(Dataset rows)
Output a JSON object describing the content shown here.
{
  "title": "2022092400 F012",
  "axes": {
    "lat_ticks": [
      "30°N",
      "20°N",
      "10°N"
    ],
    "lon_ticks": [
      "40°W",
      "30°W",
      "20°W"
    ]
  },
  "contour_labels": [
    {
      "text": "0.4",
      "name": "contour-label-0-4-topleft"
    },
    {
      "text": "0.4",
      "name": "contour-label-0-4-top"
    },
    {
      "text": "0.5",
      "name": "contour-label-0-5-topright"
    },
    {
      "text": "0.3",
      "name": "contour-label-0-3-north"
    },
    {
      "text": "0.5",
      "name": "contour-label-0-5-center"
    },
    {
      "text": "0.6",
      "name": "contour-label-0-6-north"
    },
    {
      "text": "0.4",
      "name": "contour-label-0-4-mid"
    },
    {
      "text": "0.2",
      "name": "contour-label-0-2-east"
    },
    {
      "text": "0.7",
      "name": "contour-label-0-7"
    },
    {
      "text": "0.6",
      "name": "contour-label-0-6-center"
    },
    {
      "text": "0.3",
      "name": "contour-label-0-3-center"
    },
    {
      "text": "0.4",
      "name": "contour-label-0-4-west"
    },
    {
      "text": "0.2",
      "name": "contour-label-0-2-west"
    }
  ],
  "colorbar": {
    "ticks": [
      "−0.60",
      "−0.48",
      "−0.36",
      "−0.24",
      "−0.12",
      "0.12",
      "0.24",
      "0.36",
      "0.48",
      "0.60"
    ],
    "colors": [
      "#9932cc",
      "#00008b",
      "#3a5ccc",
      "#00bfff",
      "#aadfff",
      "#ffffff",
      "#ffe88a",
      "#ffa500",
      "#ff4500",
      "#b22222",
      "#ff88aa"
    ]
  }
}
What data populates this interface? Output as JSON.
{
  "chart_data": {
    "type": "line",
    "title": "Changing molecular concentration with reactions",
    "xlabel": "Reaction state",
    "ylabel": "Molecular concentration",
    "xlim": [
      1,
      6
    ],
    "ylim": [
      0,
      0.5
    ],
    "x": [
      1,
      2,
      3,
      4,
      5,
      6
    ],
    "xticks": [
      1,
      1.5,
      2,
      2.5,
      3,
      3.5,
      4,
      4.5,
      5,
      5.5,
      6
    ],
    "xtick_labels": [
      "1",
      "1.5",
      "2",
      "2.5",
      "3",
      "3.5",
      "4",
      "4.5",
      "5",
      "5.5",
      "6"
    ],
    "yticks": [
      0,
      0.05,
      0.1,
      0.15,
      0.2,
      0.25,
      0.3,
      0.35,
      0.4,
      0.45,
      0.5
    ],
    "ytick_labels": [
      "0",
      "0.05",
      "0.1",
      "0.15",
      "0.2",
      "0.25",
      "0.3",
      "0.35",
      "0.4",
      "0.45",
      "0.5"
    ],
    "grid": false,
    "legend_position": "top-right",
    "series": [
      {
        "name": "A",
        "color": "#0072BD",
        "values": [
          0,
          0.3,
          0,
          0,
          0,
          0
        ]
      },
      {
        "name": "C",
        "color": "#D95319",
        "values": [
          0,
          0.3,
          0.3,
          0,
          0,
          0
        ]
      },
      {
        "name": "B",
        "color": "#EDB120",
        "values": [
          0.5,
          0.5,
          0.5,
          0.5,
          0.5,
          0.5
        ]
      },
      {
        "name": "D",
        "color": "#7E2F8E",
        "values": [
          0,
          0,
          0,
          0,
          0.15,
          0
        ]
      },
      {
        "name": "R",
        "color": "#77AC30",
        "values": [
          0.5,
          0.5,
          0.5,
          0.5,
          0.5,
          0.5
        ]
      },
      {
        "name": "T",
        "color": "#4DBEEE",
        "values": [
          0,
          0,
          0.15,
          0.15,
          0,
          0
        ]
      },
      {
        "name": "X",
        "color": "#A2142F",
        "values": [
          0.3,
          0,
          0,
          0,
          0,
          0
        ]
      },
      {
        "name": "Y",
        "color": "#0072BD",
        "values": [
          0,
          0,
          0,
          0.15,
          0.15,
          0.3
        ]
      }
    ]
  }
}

(What is required) Output the data above exactly, please, line for line.

(Answer to the task)
Output a JSON object describing the content shown here.
{
  "title": "2022092400 F012",
  "axes": {
    "lat_ticks": [
      "30°N",
      "20°N",
      "10°N"
    ],
    "lon_ticks": [
      "40°W",
      "30°W",
      "20°W"
    ]
  },
  "contour_labels": [
    {
      "text": "0.4",
      "name": "contour-label-0-4-topleft"
    },
    {
      "text": "0.4",
      "name": "contour-label-0-4-top"
    },
    {
      "text": "0.5",
      "name": "contour-label-0-5-topright"
    },
    {
      "text": "0.3",
      "name": "contour-label-0-3-north"
    },
    {
      "text": "0.5",
      "name": "contour-label-0-5-center"
    },
    {
      "text": "0.6",
      "name": "contour-label-0-6-north"
    },
    {
      "text": "0.4",
      "name": "contour-label-0-4-mid"
    },
    {
      "text": "0.2",
      "name": "contour-label-0-2-east"
    },
    {
      "text": "0.7",
      "name": "contour-label-0-7"
    },
    {
      "text": "0.6",
      "name": "contour-label-0-6-center"
    },
    {
      "text": "0.3",
      "name": "contour-label-0-3-center"
    },
    {
      "text": "0.4",
      "name": "contour-label-0-4-west"
    },
    {
      "text": "0.2",
      "name": "contour-label-0-2-west"
    }
  ],
  "colorbar": {
    "ticks": [
      "−0.60",
      "−0.48",
      "−0.36",
      "−0.24",
      "−0.12",
      "0.12",
      "0.24",
      "0.36",
      "0.48",
      "0.60"
    ],
    "colors": [
      "#9932cc",
      "#00008b",
      "#3a5ccc",
      "#00bfff",
      "#aadfff",
      "#ffffff",
      "#ffe88a",
      "#ffa500",
      "#ff4500",
      "#b22222",
      "#ff88aa"
    ]
  }
}
What data populates this interface? Output as JSON.
{
  "chart_data": {
    "type": "line",
    "title": "Changing molecular concentration with reactions",
    "xlabel": "Reaction state",
    "ylabel": "Molecular concentration",
    "xlim": [
      1,
      6
    ],
    "ylim": [
      0,
      0.5
    ],
    "x": [
      1,
      2,
      3,
      4,
      5,
      6
    ],
    "xticks": [
      1,
      1.5,
      2,
      2.5,
      3,
      3.5,
      4,
      4.5,
      5,
      5.5,
      6
    ],
    "xtick_labels": [
      "1",
      "1.5",
      "2",
      "2.5",
      "3",
      "3.5",
      "4",
      "4.5",
      "5",
      "5.5",
      "6"
    ],
    "yticks": [
      0,
      0.05,
      0.1,
      0.15,
      0.2,
      0.25,
      0.3,
      0.35,
      0.4,
      0.45,
      0.5
    ],
    "ytick_labels": [
      "0",
      "0.05",
      "0.1",
      "0.15",
      "0.2",
      "0.25",
      "0.3",
      "0.35",
      "0.4",
      "0.45",
      "0.5"
    ],
    "grid": false,
    "legend_position": "top-right",
    "series": [
      {
        "name": "A",
        "color": "#0072BD",
        "values": [
          0,
          0.3,
          0,
          0,
          0,
          0
        ]
      },
      {
        "name": "C",
        "color": "#D95319",
        "values": [
          0,
          0.3,
          0.3,
          0,
          0,
          0
        ]
      },
      {
        "name": "B",
        "color": "#EDB120",
        "values": [
          0.5,
          0.5,
          0.5,
          0.5,
          0.5,
          0.5
        ]
      },
      {
        "name": "D",
        "color": "#7E2F8E",
        "values": [
          0,
          0,
          0,
          0,
          0.15,
          0
        ]
      },
      {
        "name": "R",
        "color": "#77AC30",
        "values": [
          0.5,
          0.5,
          0.5,
          0.5,
          0.5,
          0.5
        ]
      },
      {
        "name": "T",
        "color": "#4DBEEE",
        "values": [
          0,
          0,
          0.15,
          0.15,
          0,
          0
        ]
      },
      {
        "name": "X",
        "color": "#A2142F",
        "values": [
          0.3,
          0,
          0,
          0,
          0,
          0
        ]
      },
      {
        "name": "Y",
        "color": "#0072BD",
        "values": [
          0,
          0,
          0,
          0.15,
          0.15,
          0.3
        ]
      }
    ]
  }
}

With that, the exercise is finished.